#### DO THIS
Produce a word-for-word copy of the listing below without its pictures.

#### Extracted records
★ ★ ★ ★ ★
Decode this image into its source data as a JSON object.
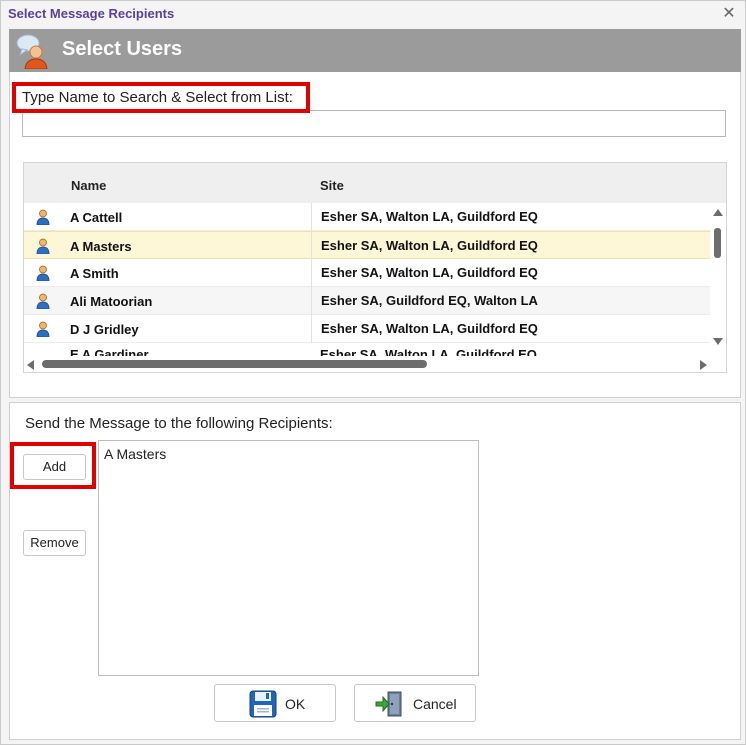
{
  "window": {
    "title": "Select Message Recipients",
    "close_glyph": "✕"
  },
  "header": {
    "title": "Select Users",
    "icon": "users-speech-icon"
  },
  "search": {
    "label": "Type Name to Search & Select from List:",
    "value": "",
    "placeholder": ""
  },
  "grid": {
    "columns": [
      "Name",
      "Site"
    ],
    "rows": [
      {
        "name": "A Cattell",
        "site": "Esher SA, Walton LA, Guildford EQ"
      },
      {
        "name": "A Masters",
        "site": "Esher SA, Walton LA, Guildford EQ"
      },
      {
        "name": "A Smith",
        "site": "Esher SA, Walton LA, Guildford EQ"
      },
      {
        "name": "Ali Matoorian",
        "site": "Esher SA, Guildford EQ, Walton LA"
      },
      {
        "name": "D J Gridley",
        "site": "Esher SA, Walton LA, Guildford EQ"
      }
    ],
    "partial_row": {
      "name": "E A Gardiner",
      "site": "Esher SA, Walton LA, Guildford EQ"
    },
    "selected_index": 1,
    "row_icon": "user-icon"
  },
  "recipients": {
    "label": "Send the Message to the following Recipients:",
    "items": [
      "A Masters"
    ],
    "add_label": "Add",
    "remove_label": "Remove"
  },
  "footer": {
    "ok_label": "OK",
    "cancel_label": "Cancel",
    "ok_icon": "save-disk-icon",
    "cancel_icon": "exit-door-icon"
  },
  "colors": {
    "title_text": "#5b3f9e",
    "header_bg": "#9b9b9b",
    "highlight": "#e00000",
    "selected_row": "#fdf7d8"
  }
}
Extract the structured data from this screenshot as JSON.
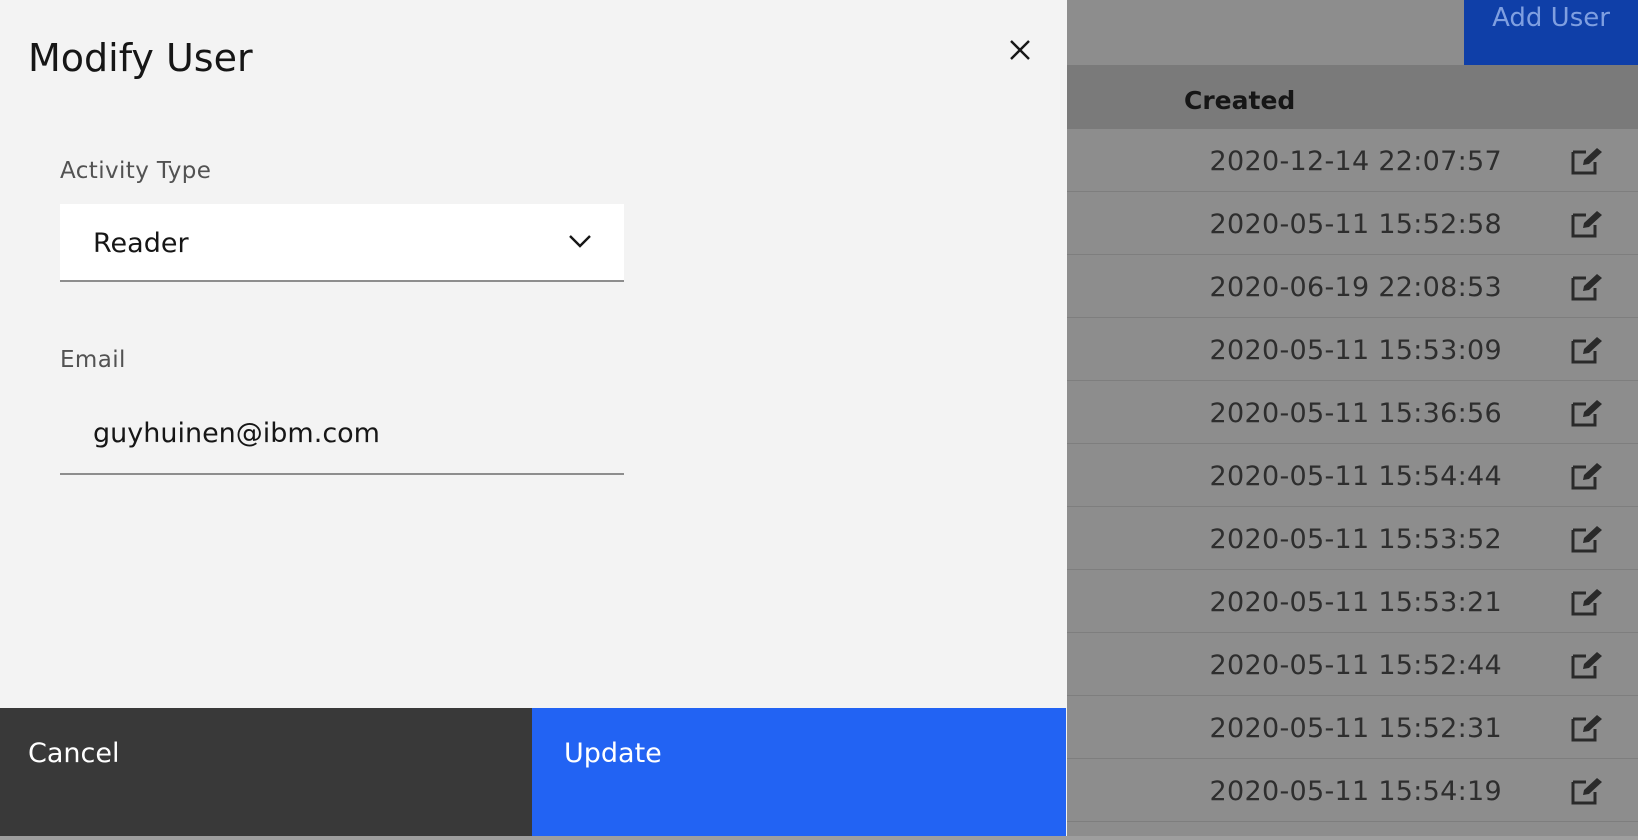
{
  "background": {
    "add_user_label": "Add User",
    "table": {
      "column_created": "Created",
      "rows": [
        "2020-12-14 22:07:57",
        "2020-05-11 15:52:58",
        "2020-06-19 22:08:53",
        "2020-05-11 15:53:09",
        "2020-05-11 15:36:56",
        "2020-05-11 15:54:44",
        "2020-05-11 15:53:52",
        "2020-05-11 15:53:21",
        "2020-05-11 15:52:44",
        "2020-05-11 15:52:31",
        "2020-05-11 15:54:19"
      ],
      "row_icon": "edit-icon"
    }
  },
  "modal": {
    "title": "Modify User",
    "close_icon": "close-icon",
    "activity_type": {
      "label": "Activity Type",
      "selected": "Reader",
      "icon": "chevron-down-icon"
    },
    "email": {
      "label": "Email",
      "value": "guyhuinen@ibm.com"
    },
    "buttons": {
      "cancel": "Cancel",
      "update": "Update"
    }
  },
  "colors": {
    "primary": "#2263f3",
    "secondary": "#393939",
    "overlay": "#8d8d8d",
    "panel": "#f3f3f3"
  }
}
★ ★ ★ ★ ★
#### SOLUTION FOR THIS TASK
Decode this image into its source data as a JSON object.
{
  "window": {
    "title": "Select Message Recipients",
    "close_glyph": "✕"
  },
  "header": {
    "title": "Select Users",
    "icon": "users-speech-icon"
  },
  "search": {
    "label": "Type Name to Search & Select from List:",
    "value": "",
    "placeholder": ""
  },
  "grid": {
    "columns": [
      "Name",
      "Site"
    ],
    "rows": [
      {
        "name": "A Cattell",
        "site": "Esher SA, Walton LA, Guildford EQ"
      },
      {
        "name": "A Masters",
        "site": "Esher SA, Walton LA, Guildford EQ"
      },
      {
        "name": "A Smith",
        "site": "Esher SA, Walton LA, Guildford EQ"
      },
      {
        "name": "Ali Matoorian",
        "site": "Esher SA, Guildford EQ, Walton LA"
      },
      {
        "name": "D J Gridley",
        "site": "Esher SA, Walton LA, Guildford EQ"
      }
    ],
    "partial_row": {
      "name": "E A Gardiner",
      "site": "Esher SA, Walton LA, Guildford EQ"
    },
    "selected_index": 1,
    "row_icon": "user-icon"
  },
  "recipients": {
    "label": "Send the Message to the following Recipients:",
    "items": [
      "A Masters"
    ],
    "add_label": "Add",
    "remove_label": "Remove"
  },
  "footer": {
    "ok_label": "OK",
    "cancel_label": "Cancel",
    "ok_icon": "save-disk-icon",
    "cancel_icon": "exit-door-icon"
  },
  "colors": {
    "title_text": "#5b3f9e",
    "header_bg": "#9b9b9b",
    "highlight": "#e00000",
    "selected_row": "#fdf7d8"
  }
}
Extract the structured data from this screenshot as JSON.
{
  "background": {
    "add_user_label": "Add User",
    "table": {
      "column_created": "Created",
      "rows": [
        "2020-12-14 22:07:57",
        "2020-05-11 15:52:58",
        "2020-06-19 22:08:53",
        "2020-05-11 15:53:09",
        "2020-05-11 15:36:56",
        "2020-05-11 15:54:44",
        "2020-05-11 15:53:52",
        "2020-05-11 15:53:21",
        "2020-05-11 15:52:44",
        "2020-05-11 15:52:31",
        "2020-05-11 15:54:19"
      ],
      "row_icon": "edit-icon"
    }
  },
  "modal": {
    "title": "Modify User",
    "close_icon": "close-icon",
    "activity_type": {
      "label": "Activity Type",
      "selected": "Reader",
      "icon": "chevron-down-icon"
    },
    "email": {
      "label": "Email",
      "value": "guyhuinen@ibm.com"
    },
    "buttons": {
      "cancel": "Cancel",
      "update": "Update"
    }
  },
  "colors": {
    "primary": "#2263f3",
    "secondary": "#393939",
    "overlay": "#8d8d8d",
    "panel": "#f3f3f3"
  }
}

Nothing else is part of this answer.